=== Data supplied ===
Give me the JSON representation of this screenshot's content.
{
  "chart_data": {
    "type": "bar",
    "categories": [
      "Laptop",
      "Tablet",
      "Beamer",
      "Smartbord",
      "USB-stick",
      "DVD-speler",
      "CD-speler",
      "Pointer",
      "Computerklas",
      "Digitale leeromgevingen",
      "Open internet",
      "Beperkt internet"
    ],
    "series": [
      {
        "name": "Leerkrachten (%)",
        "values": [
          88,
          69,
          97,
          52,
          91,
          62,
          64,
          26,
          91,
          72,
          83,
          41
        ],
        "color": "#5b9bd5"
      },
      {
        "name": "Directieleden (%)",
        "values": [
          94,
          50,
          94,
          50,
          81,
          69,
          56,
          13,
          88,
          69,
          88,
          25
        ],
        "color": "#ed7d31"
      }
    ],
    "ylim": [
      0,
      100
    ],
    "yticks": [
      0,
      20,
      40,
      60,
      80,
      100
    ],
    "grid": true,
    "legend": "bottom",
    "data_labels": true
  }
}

=== Problem statement ===
Once more, set down the full listing, verbatim.

=== Answer for this exercise ===
Give me the JSON representation of this screenshot's content.
{
  "chart_data": {
    "type": "bar",
    "categories": [
      "Laptop",
      "Tablet",
      "Beamer",
      "Smartbord",
      "USB-stick",
      "DVD-speler",
      "CD-speler",
      "Pointer",
      "Computerklas",
      "Digitale leeromgevingen",
      "Open internet",
      "Beperkt internet"
    ],
    "series": [
      {
        "name": "Leerkrachten (%)",
        "values": [
          88,
          69,
          97,
          52,
          91,
          62,
          64,
          26,
          91,
          72,
          83,
          41
        ],
        "color": "#5b9bd5"
      },
      {
        "name": "Directieleden (%)",
        "values": [
          94,
          50,
          94,
          50,
          81,
          69,
          56,
          13,
          88,
          69,
          88,
          25
        ],
        "color": "#ed7d31"
      }
    ],
    "ylim": [
      0,
      100
    ],
    "yticks": [
      0,
      20,
      40,
      60,
      80,
      100
    ],
    "grid": true,
    "legend": "bottom",
    "data_labels": true
  }
}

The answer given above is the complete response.